JOB: Leave out the pictures, and reproduce exactly the lines from the line containing "Give me a plain-text" through the final line of the entries.

EXCERPTED DATA:

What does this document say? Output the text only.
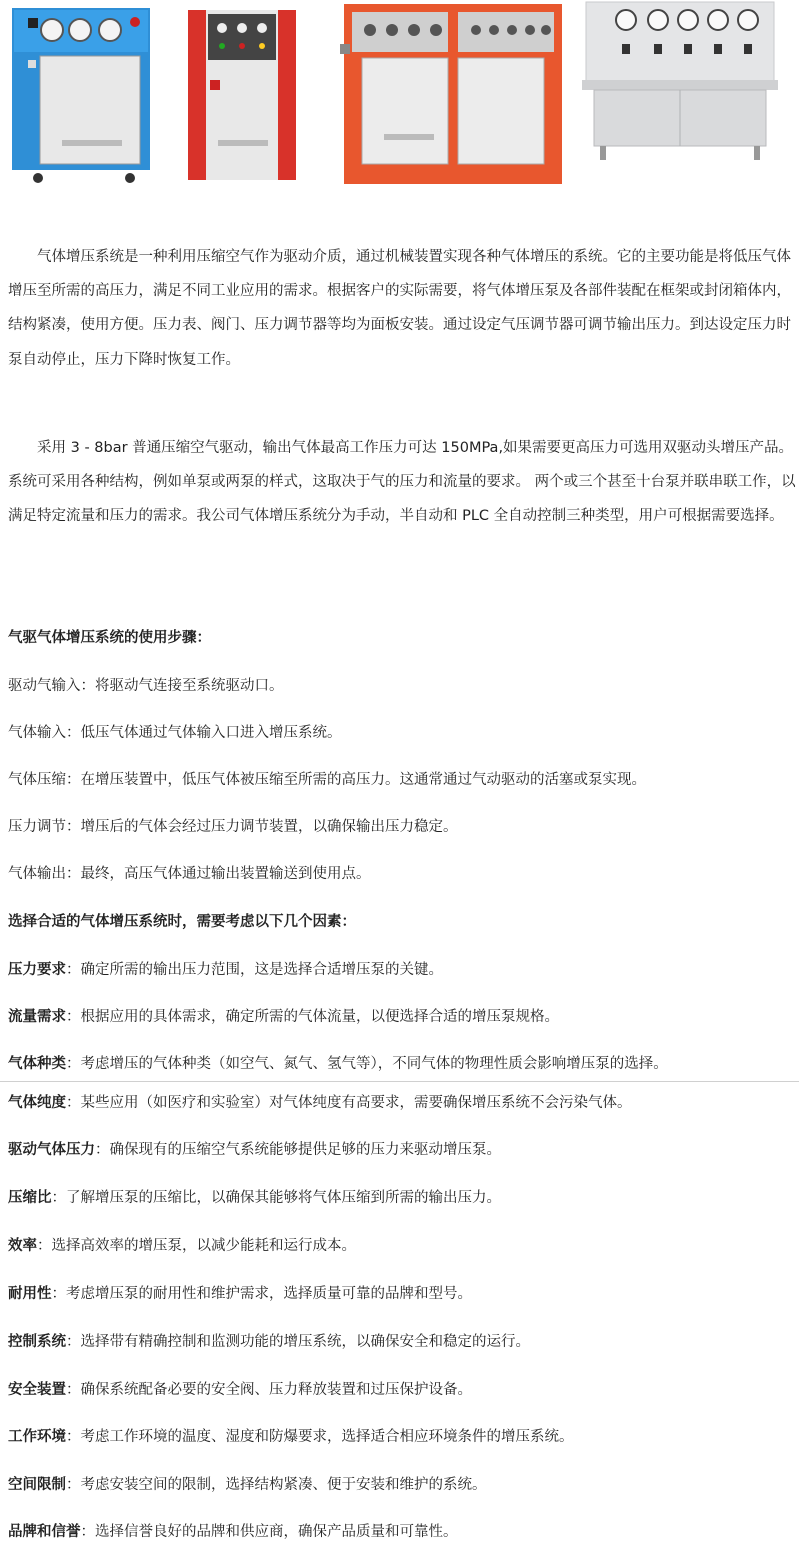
　　气体增压系统是一种利用压缩空气作为驱动介质，通过机械装置实现各种气体增压的系统。它的主要功能是将低压气体增压至所需的高压力，满足不同工业应用的需求。根据客户的实际需要，将气体增压泵及各部件装配在框架或封闭箱体内，结构紧凑，使用方便。压力表、阀门、压力调节器等均为面板安装。通过设定气压调节器可调节输出压力。到达设定压力时泵自动停止，压力下降时恢复工作。

　　采用 3 - 8bar 普通压缩空气驱动，输出气体最高工作压力可达 150MPa,如果需要更高压力可选用双驱动头增压产品。系统可采用各种结构，例如单泵或两泵的样式，这取决于气的压力和流量的要求。 两个或三个甚至十台泵并联串联工作，以满足特定流量和压力的需求。我公司气体增压系统分为手动，半自动和 PLC 全自动控制三种类型，用户可根据需要选择。

气驱气体增压系统的使用步骤：

驱动气输入：将驱动气连接至系统驱动口。

气体输入：低压气体通过气体输入口进入增压系统。

气体压缩：在增压装置中，低压气体被压缩至所需的高压力。这通常通过气动驱动的活塞或泵实现。

压力调节：增压后的气体会经过压力调节装置，以确保输出压力稳定。

气体输出：最终，高压气体通过输出装置输送到使用点。

选择合适的气体增压系统时，需要考虑以下几个因素：

压力要求：确定所需的输出压力范围，这是选择合适增压泵的关键。

流量需求：根据应用的具体需求，确定所需的气体流量，以便选择合适的增压泵规格。

气体种类：考虑增压的气体种类（如空气、氮气、氢气等），不同气体的物理性质会影响增压泵的选择。

气体纯度：某些应用（如医疗和实验室）对气体纯度有高要求，需要确保增压系统不会污染气体。

驱动气体压力：确保现有的压缩空气系统能够提供足够的压力来驱动增压泵。

压缩比：了解增压泵的压缩比，以确保其能够将气体压缩到所需的输出压力。

效率：选择高效率的增压泵，以减少能耗和运行成本。

耐用性：考虑增压泵的耐用性和维护需求，选择质量可靠的品牌和型号。

控制系统：选择带有精确控制和监测功能的增压系统，以确保安全和稳定的运行。

安全装置：确保系统配备必要的安全阀、压力释放装置和过压保护设备。

工作环境：考虑工作环境的温度、湿度和防爆要求，选择适合相应环境条件的增压系统。

空间限制：考虑安装空间的限制，选择结构紧凑、便于安装和维护的系统。

品牌和信誉：选择信誉良好的品牌和供应商，确保产品质量和可靠性。
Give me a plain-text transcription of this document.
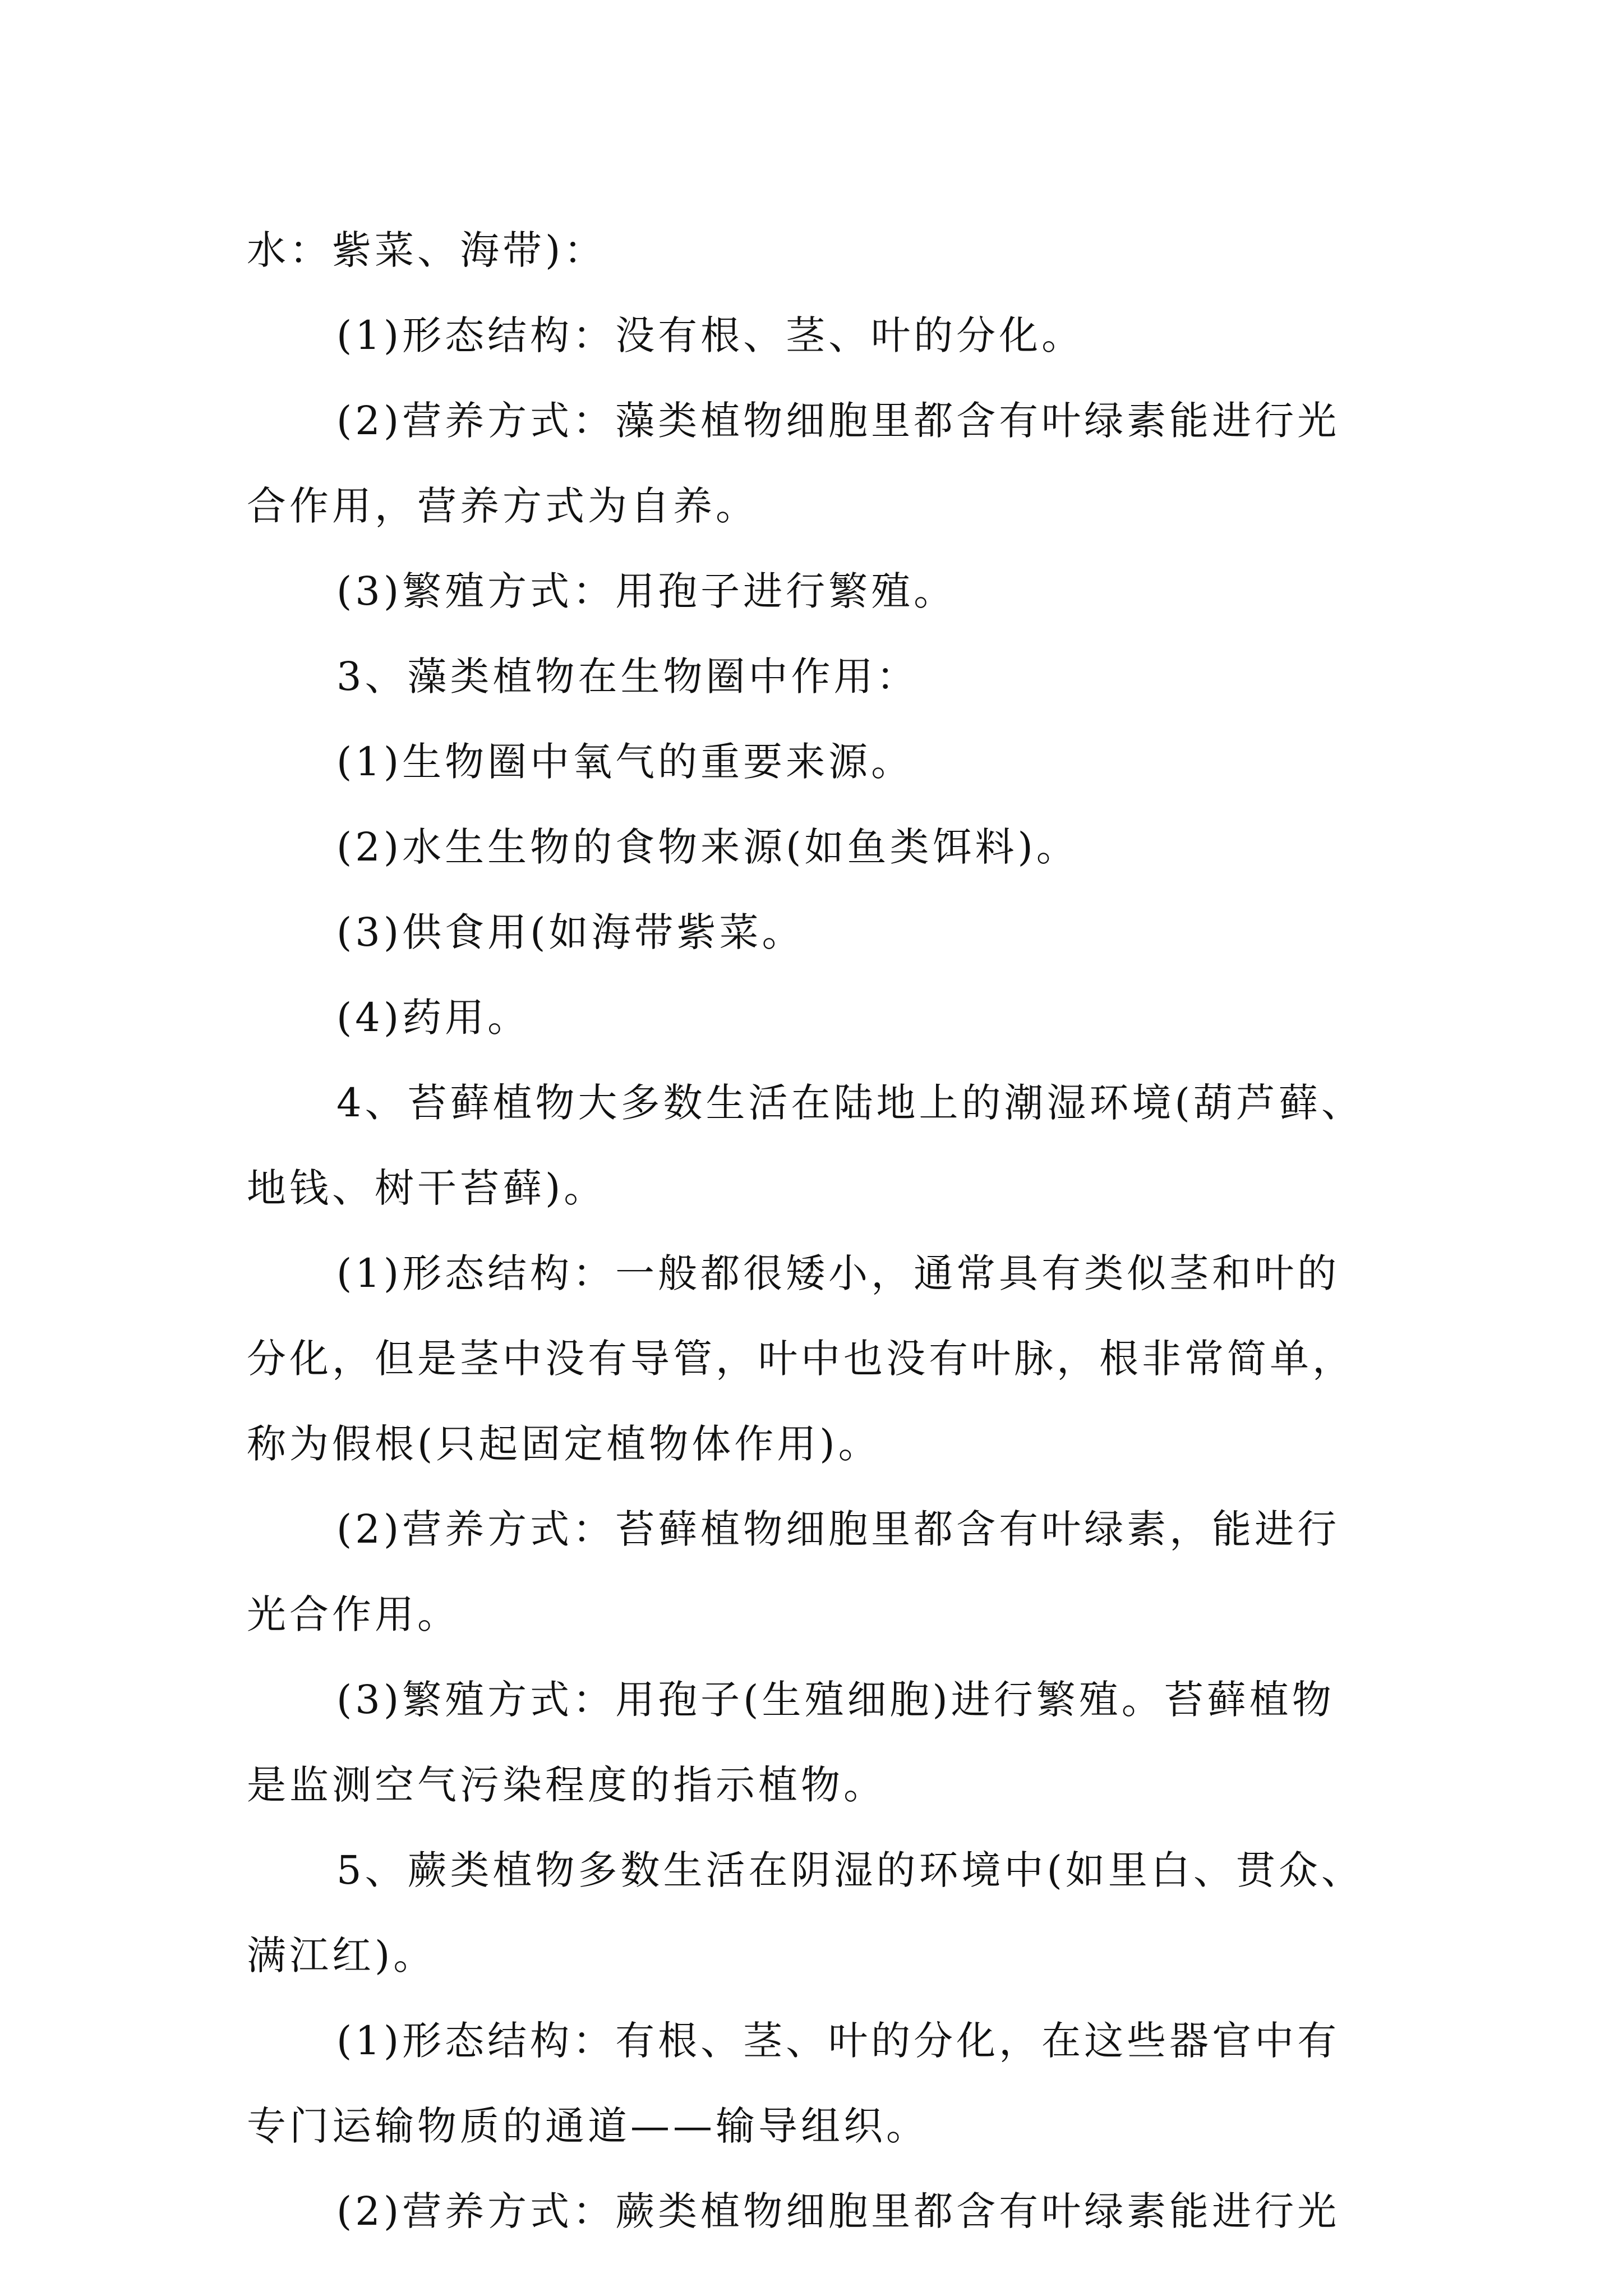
水：紫菜、海带)：
(1)形态结构：没有根、茎、叶的分化。
(2)营养方式：藻类植物细胞里都含有叶绿素能进行光
合作用，营养方式为自养。
(3)繁殖方式：用孢子进行繁殖。
3、藻类植物在生物圈中作用：
(1)生物圈中氧气的重要来源。
(2)水生生物的食物来源(如鱼类饵料)。
(3)供食用(如海带紫菜。
(4)药用。
4、苔藓植物大多数生活在陆地上的潮湿环境(葫芦藓、
地钱、树干苔藓)。
(1)形态结构：一般都很矮小，通常具有类似茎和叶的
分化，但是茎中没有导管，叶中也没有叶脉，根非常简单，
称为假根(只起固定植物体作用)。
(2)营养方式：苔藓植物细胞里都含有叶绿素，能进行
光合作用。
(3)繁殖方式：用孢子(生殖细胞)进行繁殖。苔藓植物
是监测空气污染程度的指示植物。
5、蕨类植物多数生活在阴湿的环境中(如里白、贯众、
满江红)。
(1)形态结构：有根、茎、叶的分化，在这些器官中有
专门运输物质的通道——输导组织。
(2)营养方式：蕨类植物细胞里都含有叶绿素能进行光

EXERCISE ANSWER:
Give me a plain-text transcription of this document.
水：紫菜、海带)：
(1)形态结构：没有根、茎、叶的分化。
(2)营养方式：藻类植物细胞里都含有叶绿素能进行光
合作用，营养方式为自养。
(3)繁殖方式：用孢子进行繁殖。
3、藻类植物在生物圈中作用：
(1)生物圈中氧气的重要来源。
(2)水生生物的食物来源(如鱼类饵料)。
(3)供食用(如海带紫菜。
(4)药用。
4、苔藓植物大多数生活在陆地上的潮湿环境(葫芦藓、
地钱、树干苔藓)。
(1)形态结构：一般都很矮小，通常具有类似茎和叶的
分化，但是茎中没有导管，叶中也没有叶脉，根非常简单，
称为假根(只起固定植物体作用)。
(2)营养方式：苔藓植物细胞里都含有叶绿素，能进行
光合作用。
(3)繁殖方式：用孢子(生殖细胞)进行繁殖。苔藓植物
是监测空气污染程度的指示植物。
5、蕨类植物多数生活在阴湿的环境中(如里白、贯众、
满江红)。
(1)形态结构：有根、茎、叶的分化，在这些器官中有
专门运输物质的通道——输导组织。
(2)营养方式：蕨类植物细胞里都含有叶绿素能进行光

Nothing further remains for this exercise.